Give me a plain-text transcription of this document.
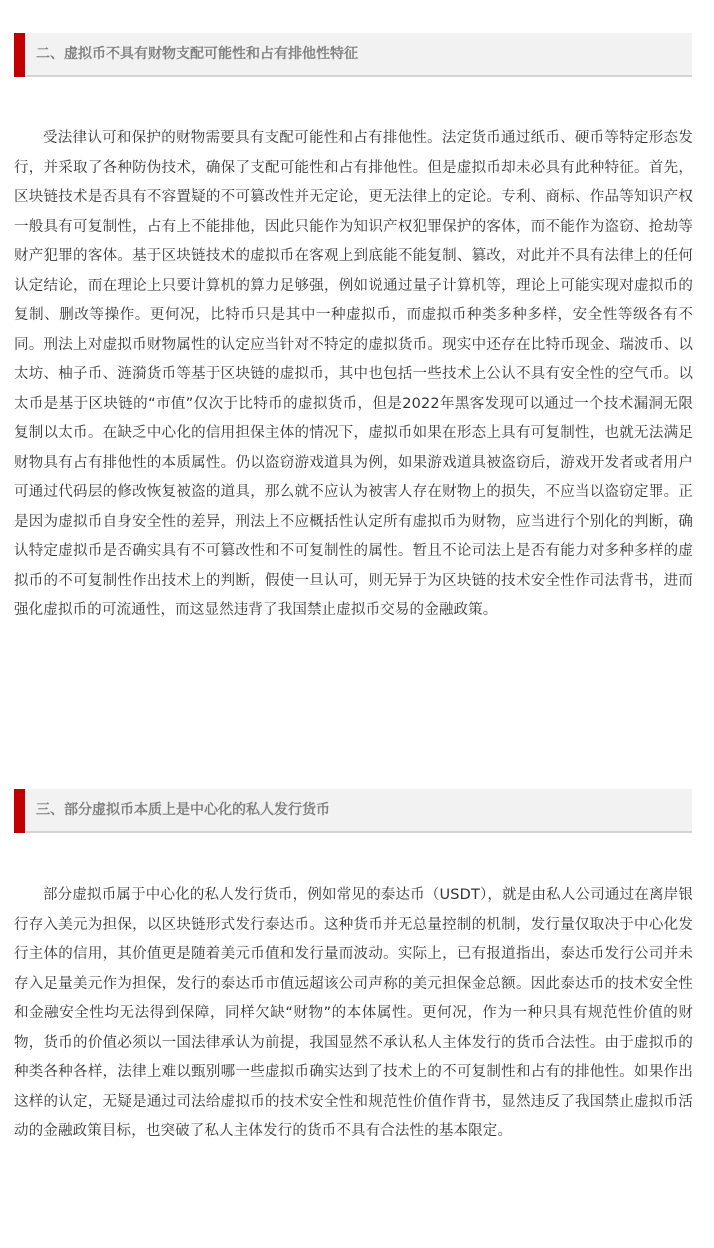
二、虚拟币不具有财物支配可能性和占有排他性特征

受法律认可和保护的财物需要具有支配可能性和占有排他性。法定货币通过纸币、硬币等特定形态发行，并采取了各种防伪技术，确保了支配可能性和占有排他性。但是虚拟币却未必具有此种特征。首先，区块链技术是否具有不容置疑的不可篡改性并无定论，更无法律上的定论。专利、商标、作品等知识产权一般具有可复制性，占有上不能排他，因此只能作为知识产权犯罪保护的客体，而不能作为盗窃、抢劫等财产犯罪的客体。基于区块链技术的虚拟币在客观上到底能不能复制、篡改，对此并不具有法律上的任何认定结论，而在理论上只要计算机的算力足够强，例如说通过量子计算机等，理论上可能实现对虚拟币的复制、删改等操作。更何况，比特币只是其中一种虚拟币，而虚拟币种类多种多样，安全性等级各有不同。刑法上对虚拟币财物属性的认定应当针对不特定的虚拟货币。现实中还存在比特币现金、瑞波币、以太坊、柚子币、涟漪货币等基于区块链的虚拟币，其中也包括一些技术上公认不具有安全性的空气币。以太币是基于区块链的“市值”仅次于比特币的虚拟货币，但是2022年黑客发现可以通过一个技术漏洞无限复制以太币。在缺乏中心化的信用担保主体的情况下，虚拟币如果在形态上具有可复制性，也就无法满足财物具有占有排他性的本质属性。仍以盗窃游戏道具为例，如果游戏道具被盗窃后，游戏开发者或者用户可通过代码层的修改恢复被盗的道具，那么就不应认为被害人存在财物上的损失，不应当以盗窃定罪。正是因为虚拟币自身安全性的差异，刑法上不应概括性认定所有虚拟币为财物，应当进行个别化的判断，确认特定虚拟币是否确实具有不可篡改性和不可复制性的属性。暂且不论司法上是否有能力对多种多样的虚拟币的不可复制性作出技术上的判断，假使一旦认可，则无异于为区块链的技术安全性作司法背书，进而强化虚拟币的可流通性，而这显然违背了我国禁止虚拟币交易的金融政策。

三、部分虚拟币本质上是中心化的私人发行货币

部分虚拟币属于中心化的私人发行货币，例如常见的泰达币（USDT），就是由私人公司通过在离岸银行存入美元为担保，以区块链形式发行泰达币。这种货币并无总量控制的机制，发行量仅取决于中心化发行主体的信用，其价值更是随着美元币值和发行量而波动。实际上，已有报道指出，泰达币发行公司并未存入足量美元作为担保，发行的泰达币市值远超该公司声称的美元担保金总额。因此泰达币的技术安全性和金融安全性均无法得到保障，同样欠缺“财物”的本体属性。更何况，作为一种只具有规范性价值的财物，货币的价值必须以一国法律承认为前提，我国显然不承认私人主体发行的货币合法性。由于虚拟币的种类各种各样，法律上难以甄别哪一些虚拟币确实达到了技术上的不可复制性和占有的排他性。如果作出这样的认定，无疑是通过司法给虚拟币的技术安全性和规范性价值作背书，显然违反了我国禁止虚拟币活动的金融政策目标，也突破了私人主体发行的货币不具有合法性的基本限定。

Problem to work on ▸
Copy each line in full and exactly, omitting any picture.

Answer to this exercise ▸
Give me a plain-text transcription of this document.
二、虚拟币不具有财物支配可能性和占有排他性特征

受法律认可和保护的财物需要具有支配可能性和占有排他性。法定货币通过纸币、硬币等特定形态发行，并采取了各种防伪技术，确保了支配可能性和占有排他性。但是虚拟币却未必具有此种特征。首先，区块链技术是否具有不容置疑的不可篡改性并无定论，更无法律上的定论。专利、商标、作品等知识产权一般具有可复制性，占有上不能排他，因此只能作为知识产权犯罪保护的客体，而不能作为盗窃、抢劫等财产犯罪的客体。基于区块链技术的虚拟币在客观上到底能不能复制、篡改，对此并不具有法律上的任何认定结论，而在理论上只要计算机的算力足够强，例如说通过量子计算机等，理论上可能实现对虚拟币的复制、删改等操作。更何况，比特币只是其中一种虚拟币，而虚拟币种类多种多样，安全性等级各有不同。刑法上对虚拟币财物属性的认定应当针对不特定的虚拟货币。现实中还存在比特币现金、瑞波币、以太坊、柚子币、涟漪货币等基于区块链的虚拟币，其中也包括一些技术上公认不具有安全性的空气币。以太币是基于区块链的“市值”仅次于比特币的虚拟货币，但是2022年黑客发现可以通过一个技术漏洞无限复制以太币。在缺乏中心化的信用担保主体的情况下，虚拟币如果在形态上具有可复制性，也就无法满足财物具有占有排他性的本质属性。仍以盗窃游戏道具为例，如果游戏道具被盗窃后，游戏开发者或者用户可通过代码层的修改恢复被盗的道具，那么就不应认为被害人存在财物上的损失，不应当以盗窃定罪。正是因为虚拟币自身安全性的差异，刑法上不应概括性认定所有虚拟币为财物，应当进行个别化的判断，确认特定虚拟币是否确实具有不可篡改性和不可复制性的属性。暂且不论司法上是否有能力对多种多样的虚拟币的不可复制性作出技术上的判断，假使一旦认可，则无异于为区块链的技术安全性作司法背书，进而强化虚拟币的可流通性，而这显然违背了我国禁止虚拟币交易的金融政策。

三、部分虚拟币本质上是中心化的私人发行货币

部分虚拟币属于中心化的私人发行货币，例如常见的泰达币（USDT），就是由私人公司通过在离岸银行存入美元为担保，以区块链形式发行泰达币。这种货币并无总量控制的机制，发行量仅取决于中心化发行主体的信用，其价值更是随着美元币值和发行量而波动。实际上，已有报道指出，泰达币发行公司并未存入足量美元作为担保，发行的泰达币市值远超该公司声称的美元担保金总额。因此泰达币的技术安全性和金融安全性均无法得到保障，同样欠缺“财物”的本体属性。更何况，作为一种只具有规范性价值的财物，货币的价值必须以一国法律承认为前提，我国显然不承认私人主体发行的货币合法性。由于虚拟币的种类各种各样，法律上难以甄别哪一些虚拟币确实达到了技术上的不可复制性和占有的排他性。如果作出这样的认定，无疑是通过司法给虚拟币的技术安全性和规范性价值作背书，显然违反了我国禁止虚拟币活动的金融政策目标，也突破了私人主体发行的货币不具有合法性的基本限定。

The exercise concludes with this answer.